** BEGIN Record extracts **
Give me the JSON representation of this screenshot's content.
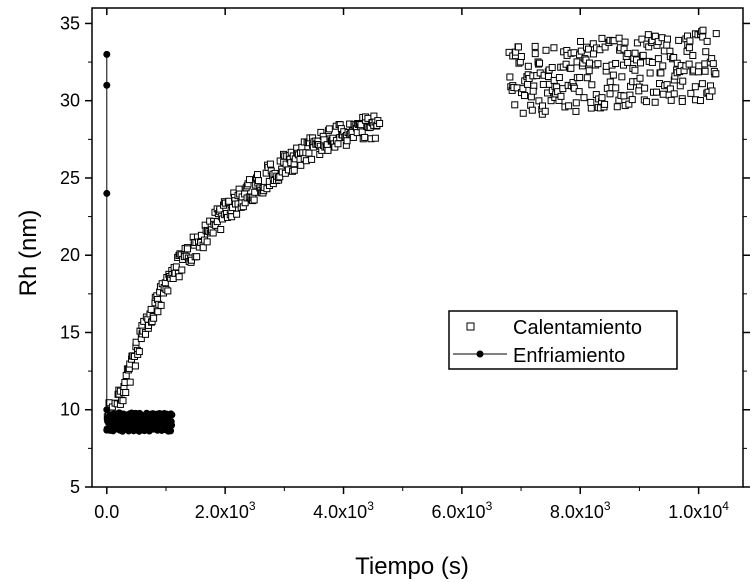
{
  "chart_data": {
    "type": "scatter",
    "title": "",
    "xlabel": "Tiempo (s)",
    "ylabel": "Rh (nm)",
    "xlim": [
      -250,
      10750
    ],
    "ylim": [
      5,
      36
    ],
    "x_tick_values": [
      0,
      2000,
      4000,
      6000,
      8000,
      10000
    ],
    "x_ticks": [
      {
        "mantissa": "0.0",
        "exponent": ""
      },
      {
        "mantissa": "2.0x10",
        "exponent": "3"
      },
      {
        "mantissa": "4.0x10",
        "exponent": "3"
      },
      {
        "mantissa": "6.0x10",
        "exponent": "3"
      },
      {
        "mantissa": "8.0x10",
        "exponent": "3"
      },
      {
        "mantissa": "1.0x10",
        "exponent": "4"
      }
    ],
    "y_ticks": [
      5,
      10,
      15,
      20,
      25,
      30,
      35
    ],
    "legend_position": "center-right",
    "series": [
      {
        "name": "Calentamiento",
        "marker": "open-square",
        "color": "#000000",
        "trend": [
          [
            0,
            9.5
          ],
          [
            200,
            10.5
          ],
          [
            400,
            12.5
          ],
          [
            600,
            14.8
          ],
          [
            800,
            16.5
          ],
          [
            1000,
            17.8
          ],
          [
            1200,
            19.3
          ],
          [
            1500,
            20.6
          ],
          [
            1800,
            22.0
          ],
          [
            2100,
            23.1
          ],
          [
            2400,
            24.1
          ],
          [
            2700,
            25.0
          ],
          [
            3000,
            25.9
          ],
          [
            3300,
            26.6
          ],
          [
            3600,
            27.2
          ],
          [
            3900,
            27.7
          ],
          [
            4200,
            28.0
          ],
          [
            4600,
            28.4
          ]
        ],
        "trend_point_count": 330,
        "trend_spread": 0.8,
        "plateau": {
          "x_range": [
            6800,
            10300
          ],
          "y_center": 31.8,
          "y_spread": 2.3,
          "point_count": 260
        }
      },
      {
        "name": "Enfriamiento",
        "marker": "filled-circle-line",
        "color": "#000000",
        "vertical_line_points": [
          [
            0,
            33
          ],
          [
            0,
            31
          ],
          [
            0,
            24
          ],
          [
            0,
            10.0
          ]
        ],
        "cluster": {
          "x_range": [
            0,
            1100
          ],
          "y_center": 9.2,
          "y_spread": 0.6,
          "point_count": 200
        }
      }
    ]
  }
}
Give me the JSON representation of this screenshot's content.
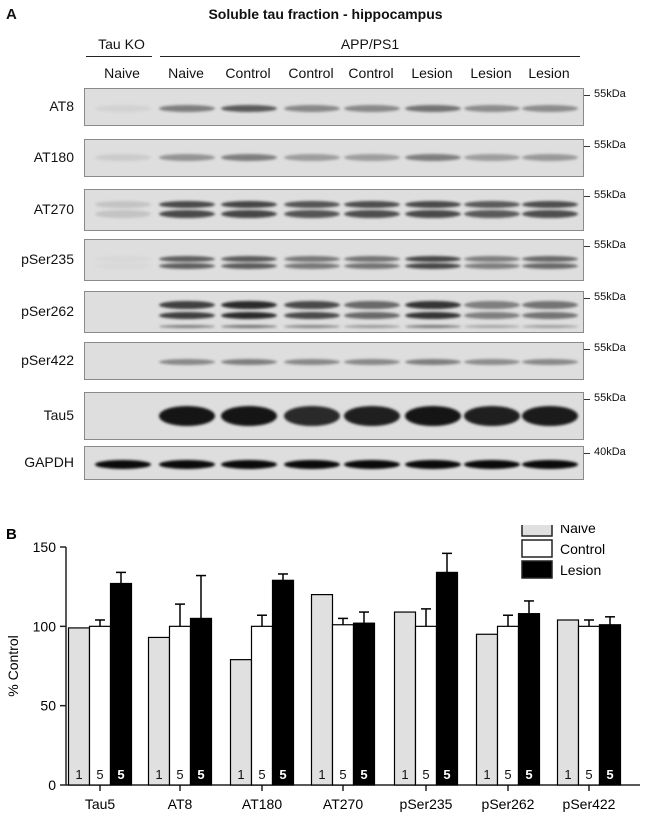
{
  "panel_a": {
    "letter": "A",
    "title": "Soluble tau fraction - hippocampus",
    "group_left": "Tau KO",
    "group_right": "APP/PS1",
    "lanes": [
      "Naive",
      "Naive",
      "Control",
      "Control",
      "Control",
      "Lesion",
      "Lesion",
      "Lesion"
    ],
    "blots": [
      {
        "label": "AT8",
        "marker": "55kDa"
      },
      {
        "label": "AT180",
        "marker": "55kDa"
      },
      {
        "label": "AT270",
        "marker": "55kDa"
      },
      {
        "label": "pSer235",
        "marker": "55kDa"
      },
      {
        "label": "pSer262",
        "marker": "55kDa"
      },
      {
        "label": "pSer422",
        "marker": "55kDa"
      },
      {
        "label": "Tau5",
        "marker": "55kDa"
      },
      {
        "label": "GAPDH",
        "marker": "40kDa"
      }
    ]
  },
  "chart_data": {
    "type": "bar",
    "panel_letter": "B",
    "ylabel": "% Control",
    "ylim": [
      0,
      150
    ],
    "yticks": [
      0,
      50,
      100,
      150
    ],
    "categories": [
      "Tau5",
      "AT8",
      "AT180",
      "AT270",
      "pSer235",
      "pSer262",
      "pSer422"
    ],
    "legend_position": "top-right",
    "series": [
      {
        "name": "Naive",
        "color": "#e0e0e0",
        "values": [
          99,
          93,
          79,
          120,
          109,
          95,
          104
        ],
        "errors": [
          0,
          0,
          0,
          0,
          0,
          0,
          0
        ],
        "n_labels": [
          "1",
          "1",
          "1",
          "1",
          "1",
          "1",
          "1"
        ]
      },
      {
        "name": "Control",
        "color": "#ffffff",
        "values": [
          100,
          100,
          100,
          101,
          100,
          100,
          100
        ],
        "errors": [
          4,
          14,
          7,
          4,
          11,
          7,
          4
        ],
        "n_labels": [
          "5",
          "5",
          "5",
          "5",
          "5",
          "5",
          "5"
        ]
      },
      {
        "name": "Lesion",
        "color": "#000000",
        "values": [
          127,
          105,
          129,
          102,
          134,
          108,
          101
        ],
        "errors": [
          7,
          27,
          4,
          7,
          12,
          8,
          5
        ],
        "n_labels": [
          "5",
          "5",
          "5",
          "5",
          "5",
          "5",
          "5"
        ]
      }
    ]
  }
}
** END Record extracts **
## Challenge
Pull every line holding "name" out of the records.

## Exercise result
        "name": "Calentamiento",
        "name": "Enfriamiento",
        "name": "Naive",
        "name": "Control",
        "name": "Lesion",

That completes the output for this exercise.